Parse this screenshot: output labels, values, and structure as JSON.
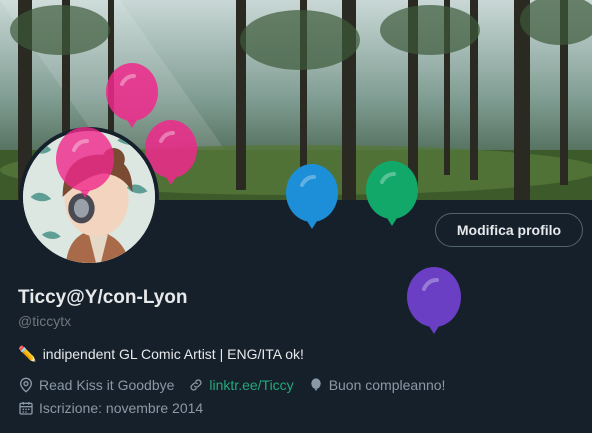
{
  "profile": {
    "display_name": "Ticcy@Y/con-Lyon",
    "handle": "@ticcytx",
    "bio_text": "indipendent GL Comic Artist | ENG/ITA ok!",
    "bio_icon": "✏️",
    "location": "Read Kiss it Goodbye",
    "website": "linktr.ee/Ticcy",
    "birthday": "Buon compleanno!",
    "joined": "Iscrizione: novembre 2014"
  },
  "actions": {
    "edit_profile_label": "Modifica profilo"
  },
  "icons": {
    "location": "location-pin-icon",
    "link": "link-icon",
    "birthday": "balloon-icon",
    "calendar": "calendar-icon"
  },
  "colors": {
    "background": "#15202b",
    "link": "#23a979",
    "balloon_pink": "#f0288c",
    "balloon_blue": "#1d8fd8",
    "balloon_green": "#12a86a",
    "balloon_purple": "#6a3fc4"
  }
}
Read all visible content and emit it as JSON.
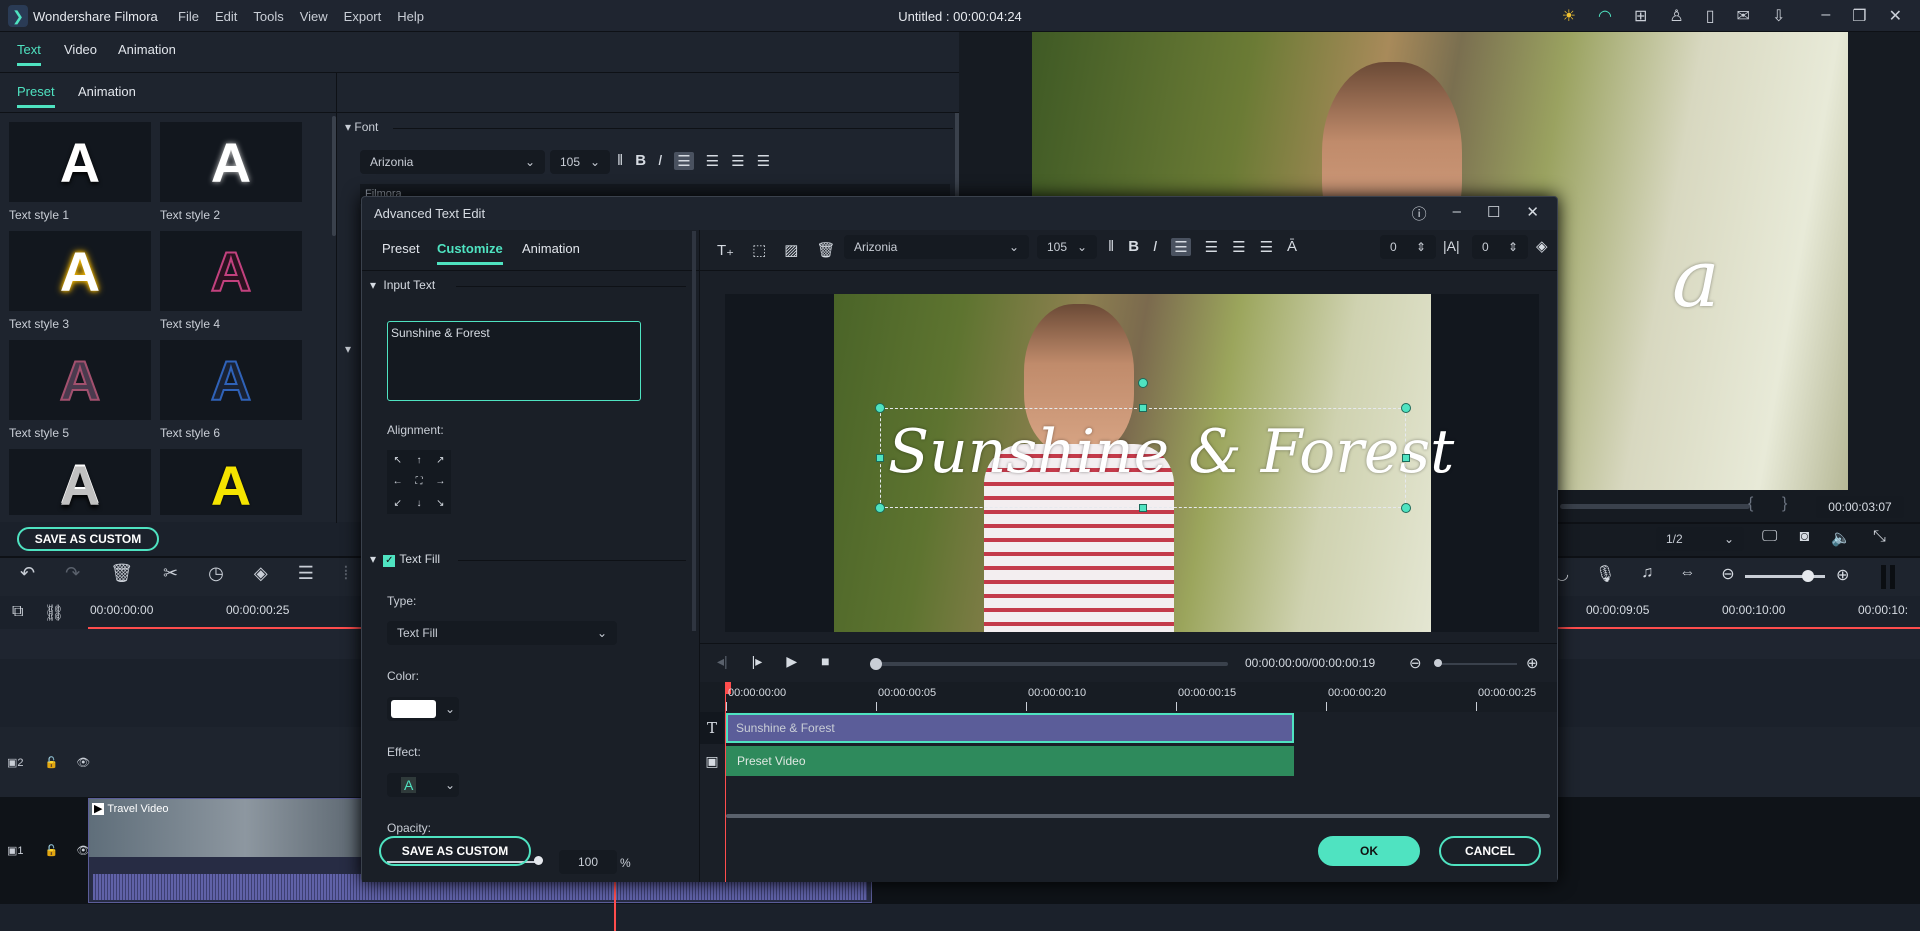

━━━━━━

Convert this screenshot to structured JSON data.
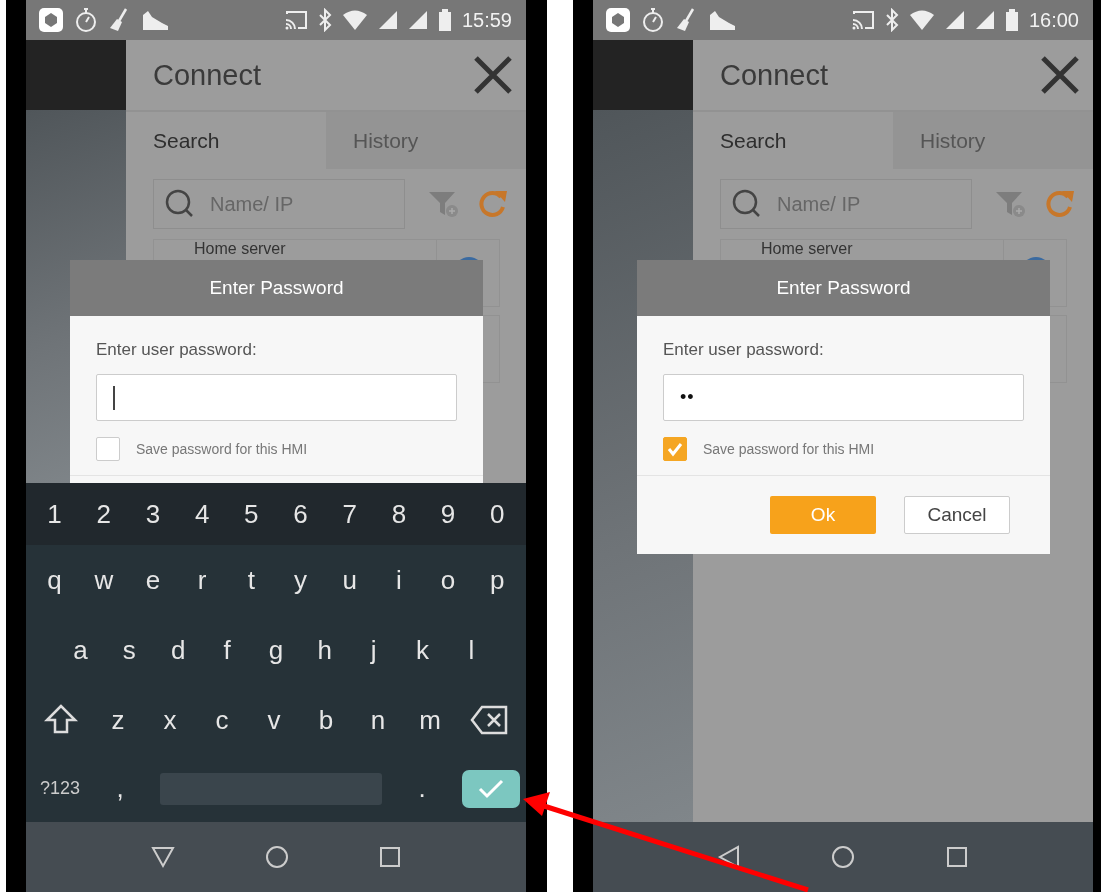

━━━━━━

• Set task
Copy out exactly the material that runs from the line with "Parse this screenshot: output" to the line with "Read all visible content and emit it as JSON.", ends included, and leave the pictures behind.

• Answer to this problem
Parse this screenshot: output labels, values, and structure as JSON.
{
  "profile": {
    "display_name": "Ticcy@Y/con-Lyon",
    "handle": "@ticcytx",
    "bio_text": "indipendent GL Comic Artist | ENG/ITA ok!",
    "bio_icon": "✏️",
    "location": "Read Kiss it Goodbye",
    "website": "linktr.ee/Ticcy",
    "birthday": "Buon compleanno!",
    "joined": "Iscrizione: novembre 2014"
  },
  "actions": {
    "edit_profile_label": "Modifica profilo"
  },
  "icons": {
    "location": "location-pin-icon",
    "link": "link-icon",
    "birthday": "balloon-icon",
    "calendar": "calendar-icon"
  },
  "colors": {
    "background": "#15202b",
    "link": "#23a979",
    "balloon_pink": "#f0288c",
    "balloon_blue": "#1d8fd8",
    "balloon_green": "#12a86a",
    "balloon_purple": "#6a3fc4"
  }
}
Read all visible content and emit it as JSON.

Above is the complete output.